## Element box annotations
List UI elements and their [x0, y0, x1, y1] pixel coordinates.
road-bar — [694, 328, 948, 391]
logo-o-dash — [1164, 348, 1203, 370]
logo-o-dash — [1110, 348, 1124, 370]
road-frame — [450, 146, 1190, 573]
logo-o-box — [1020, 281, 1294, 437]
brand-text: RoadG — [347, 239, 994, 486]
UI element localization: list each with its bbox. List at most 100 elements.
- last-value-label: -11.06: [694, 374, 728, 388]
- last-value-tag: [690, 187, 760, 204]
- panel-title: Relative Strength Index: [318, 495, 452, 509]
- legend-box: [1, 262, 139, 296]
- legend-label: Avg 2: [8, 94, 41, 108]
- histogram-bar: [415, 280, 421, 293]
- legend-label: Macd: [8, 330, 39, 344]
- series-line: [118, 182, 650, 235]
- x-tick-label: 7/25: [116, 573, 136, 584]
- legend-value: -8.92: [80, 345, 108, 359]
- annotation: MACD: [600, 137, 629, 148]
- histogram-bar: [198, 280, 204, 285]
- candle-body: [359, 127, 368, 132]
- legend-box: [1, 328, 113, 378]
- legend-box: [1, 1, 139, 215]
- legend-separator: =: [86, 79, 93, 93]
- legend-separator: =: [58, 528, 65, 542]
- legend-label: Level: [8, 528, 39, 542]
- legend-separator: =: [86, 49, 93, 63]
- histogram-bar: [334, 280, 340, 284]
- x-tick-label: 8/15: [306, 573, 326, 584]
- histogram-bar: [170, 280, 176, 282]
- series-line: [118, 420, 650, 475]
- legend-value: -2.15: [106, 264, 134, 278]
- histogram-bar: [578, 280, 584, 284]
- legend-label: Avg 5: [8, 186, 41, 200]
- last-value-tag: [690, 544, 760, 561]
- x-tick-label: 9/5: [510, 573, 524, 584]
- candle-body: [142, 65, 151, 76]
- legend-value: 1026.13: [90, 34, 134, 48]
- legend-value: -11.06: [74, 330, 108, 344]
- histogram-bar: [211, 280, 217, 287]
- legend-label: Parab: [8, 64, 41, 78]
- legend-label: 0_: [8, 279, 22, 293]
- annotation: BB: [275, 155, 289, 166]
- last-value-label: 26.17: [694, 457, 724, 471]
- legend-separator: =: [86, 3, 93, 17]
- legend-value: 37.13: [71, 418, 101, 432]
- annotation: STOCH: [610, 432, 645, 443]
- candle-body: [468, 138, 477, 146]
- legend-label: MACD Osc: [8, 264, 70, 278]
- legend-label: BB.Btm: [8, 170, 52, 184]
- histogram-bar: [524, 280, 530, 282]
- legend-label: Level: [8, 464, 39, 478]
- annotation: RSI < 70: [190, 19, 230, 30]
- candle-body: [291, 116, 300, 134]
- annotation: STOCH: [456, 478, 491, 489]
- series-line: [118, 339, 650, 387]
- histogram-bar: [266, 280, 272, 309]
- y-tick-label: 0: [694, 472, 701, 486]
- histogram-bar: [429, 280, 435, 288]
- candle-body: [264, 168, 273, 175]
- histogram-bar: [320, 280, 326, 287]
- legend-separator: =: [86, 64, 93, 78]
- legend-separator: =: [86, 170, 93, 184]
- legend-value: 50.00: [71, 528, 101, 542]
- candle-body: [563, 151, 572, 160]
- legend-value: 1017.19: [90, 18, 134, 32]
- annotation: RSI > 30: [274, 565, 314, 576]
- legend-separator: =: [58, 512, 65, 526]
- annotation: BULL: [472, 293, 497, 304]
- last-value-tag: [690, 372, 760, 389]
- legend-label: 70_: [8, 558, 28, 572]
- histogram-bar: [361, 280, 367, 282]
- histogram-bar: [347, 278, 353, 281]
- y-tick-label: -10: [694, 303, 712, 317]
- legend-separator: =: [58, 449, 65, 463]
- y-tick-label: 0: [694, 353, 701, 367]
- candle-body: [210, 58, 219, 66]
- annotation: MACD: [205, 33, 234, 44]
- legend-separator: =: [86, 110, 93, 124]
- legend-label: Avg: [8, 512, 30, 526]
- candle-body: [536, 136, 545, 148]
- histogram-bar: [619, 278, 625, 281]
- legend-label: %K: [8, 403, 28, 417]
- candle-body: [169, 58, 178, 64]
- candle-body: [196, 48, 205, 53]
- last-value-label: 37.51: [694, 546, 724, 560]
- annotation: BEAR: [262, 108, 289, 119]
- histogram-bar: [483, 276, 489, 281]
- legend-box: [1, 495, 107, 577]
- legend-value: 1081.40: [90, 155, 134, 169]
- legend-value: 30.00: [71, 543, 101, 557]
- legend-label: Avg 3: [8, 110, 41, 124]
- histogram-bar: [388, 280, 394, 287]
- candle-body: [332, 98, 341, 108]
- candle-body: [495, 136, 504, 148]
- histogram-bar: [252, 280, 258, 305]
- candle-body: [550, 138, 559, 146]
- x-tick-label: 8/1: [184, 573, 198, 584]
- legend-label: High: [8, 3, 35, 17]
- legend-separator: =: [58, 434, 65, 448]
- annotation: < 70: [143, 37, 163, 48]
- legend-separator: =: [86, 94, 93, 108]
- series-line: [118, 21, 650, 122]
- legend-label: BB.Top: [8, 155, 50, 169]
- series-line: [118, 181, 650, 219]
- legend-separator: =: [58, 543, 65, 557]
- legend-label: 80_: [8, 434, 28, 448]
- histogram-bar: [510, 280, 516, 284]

## EXERCISE AIM
Output every line of the records above verbatim, changing nothing.

## ANSWER FOR THIS EXERCISE
List UI elements and their [x0, y0, x1, y1] pixel coordinates.
road-bar — [694, 328, 948, 391]
logo-o-dash — [1164, 348, 1203, 370]
logo-o-dash — [1110, 348, 1124, 370]
road-frame — [450, 146, 1190, 573]
logo-o-box — [1020, 281, 1294, 437]
brand-text: RoadG — [347, 239, 994, 486]
UI element localization: list each with its bbox. List at most 100 elements.
- last-value-label: -11.06: [694, 374, 728, 388]
- last-value-tag: [690, 187, 760, 204]
- panel-title: Relative Strength Index: [318, 495, 452, 509]
- legend-box: [1, 262, 139, 296]
- legend-label: Avg 2: [8, 94, 41, 108]
- histogram-bar: [415, 280, 421, 293]
- legend-label: Macd: [8, 330, 39, 344]
- series-line: [118, 182, 650, 235]
- x-tick-label: 7/25: [116, 573, 136, 584]
- legend-value: -8.92: [80, 345, 108, 359]
- annotation: MACD: [600, 137, 629, 148]
- histogram-bar: [198, 280, 204, 285]
- candle-body: [359, 127, 368, 132]
- legend-box: [1, 328, 113, 378]
- legend-box: [1, 1, 139, 215]
- legend-separator: =: [86, 79, 93, 93]
- legend-separator: =: [58, 528, 65, 542]
- legend-label: Level: [8, 528, 39, 542]
- legend-separator: =: [86, 49, 93, 63]
- histogram-bar: [334, 280, 340, 284]
- x-tick-label: 8/15: [306, 573, 326, 584]
- histogram-bar: [170, 280, 176, 282]
- series-line: [118, 420, 650, 475]
- legend-value: -2.15: [106, 264, 134, 278]
- histogram-bar: [578, 280, 584, 284]
- legend-label: Avg 5: [8, 186, 41, 200]
- last-value-tag: [690, 544, 760, 561]
- x-tick-label: 9/5: [510, 573, 524, 584]
- candle-body: [142, 65, 151, 76]
- legend-value: 1026.13: [90, 34, 134, 48]
- legend-value: -11.06: [74, 330, 108, 344]
- histogram-bar: [211, 280, 217, 287]
- legend-label: Parab: [8, 64, 41, 78]
- legend-label: 0_: [8, 279, 22, 293]
- annotation: BB: [275, 155, 289, 166]
- last-value-label: 26.17: [694, 457, 724, 471]
- legend-separator: =: [86, 3, 93, 17]
- legend-value: 37.13: [71, 418, 101, 432]
- annotation: STOCH: [610, 432, 645, 443]
- candle-body: [468, 138, 477, 146]
- legend-label: MACD Osc: [8, 264, 70, 278]
- legend-label: BB.Btm: [8, 170, 52, 184]
- histogram-bar: [524, 280, 530, 282]
- legend-label: Level: [8, 464, 39, 478]
- annotation: RSI < 70: [190, 19, 230, 30]
- candle-body: [291, 116, 300, 134]
- annotation: STOCH: [456, 478, 491, 489]
- series-line: [118, 339, 650, 387]
- histogram-bar: [266, 280, 272, 309]
- y-tick-label: 0: [694, 472, 701, 486]
- histogram-bar: [429, 280, 435, 288]
- candle-body: [264, 168, 273, 175]
- histogram-bar: [320, 280, 326, 287]
- legend-separator: =: [86, 64, 93, 78]
- legend-separator: =: [86, 170, 93, 184]
- legend-value: 50.00: [71, 528, 101, 542]
- candle-body: [563, 151, 572, 160]
- legend-value: 1017.19: [90, 18, 134, 32]
- annotation: RSI > 30: [274, 565, 314, 576]
- legend-separator: =: [58, 512, 65, 526]
- annotation: BULL: [472, 293, 497, 304]
- last-value-tag: [690, 372, 760, 389]
- legend-label: 70_: [8, 558, 28, 572]
- histogram-bar: [361, 280, 367, 282]
- histogram-bar: [347, 278, 353, 281]
- y-tick-label: -10: [694, 303, 712, 317]
- legend-separator: =: [58, 449, 65, 463]
- y-tick-label: 0: [694, 353, 701, 367]
- candle-body: [210, 58, 219, 66]
- annotation: MACD: [205, 33, 234, 44]
- legend-separator: =: [86, 110, 93, 124]
- legend-label: Avg: [8, 512, 30, 526]
- candle-body: [536, 136, 545, 148]
- histogram-bar: [619, 278, 625, 281]
- legend-label: %K: [8, 403, 28, 417]
- candle-body: [169, 58, 178, 64]
- candle-body: [196, 48, 205, 53]
- last-value-label: 37.51: [694, 546, 724, 560]
- annotation: BEAR: [262, 108, 289, 119]
- histogram-bar: [483, 276, 489, 281]
- legend-box: [1, 495, 107, 577]
- legend-value: 1081.40: [90, 155, 134, 169]
- legend-value: 30.00: [71, 543, 101, 557]
- legend-label: Avg 3: [8, 110, 41, 124]
- histogram-bar: [388, 280, 394, 287]
- candle-body: [332, 98, 341, 108]
- candle-body: [495, 136, 504, 148]
- histogram-bar: [252, 280, 258, 305]
- candle-body: [550, 138, 559, 146]
- x-tick-label: 8/1: [184, 573, 198, 584]
- legend-label: High: [8, 3, 35, 17]
- legend-separator: =: [58, 434, 65, 448]
- annotation: < 70: [143, 37, 163, 48]
- legend-separator: =: [86, 94, 93, 108]
- series-line: [118, 21, 650, 122]
- legend-label: BB.Top: [8, 155, 50, 169]
- series-line: [118, 181, 650, 219]
- legend-separator: =: [58, 543, 65, 557]
- legend-label: 80_: [8, 434, 28, 448]
- histogram-bar: [510, 280, 516, 284]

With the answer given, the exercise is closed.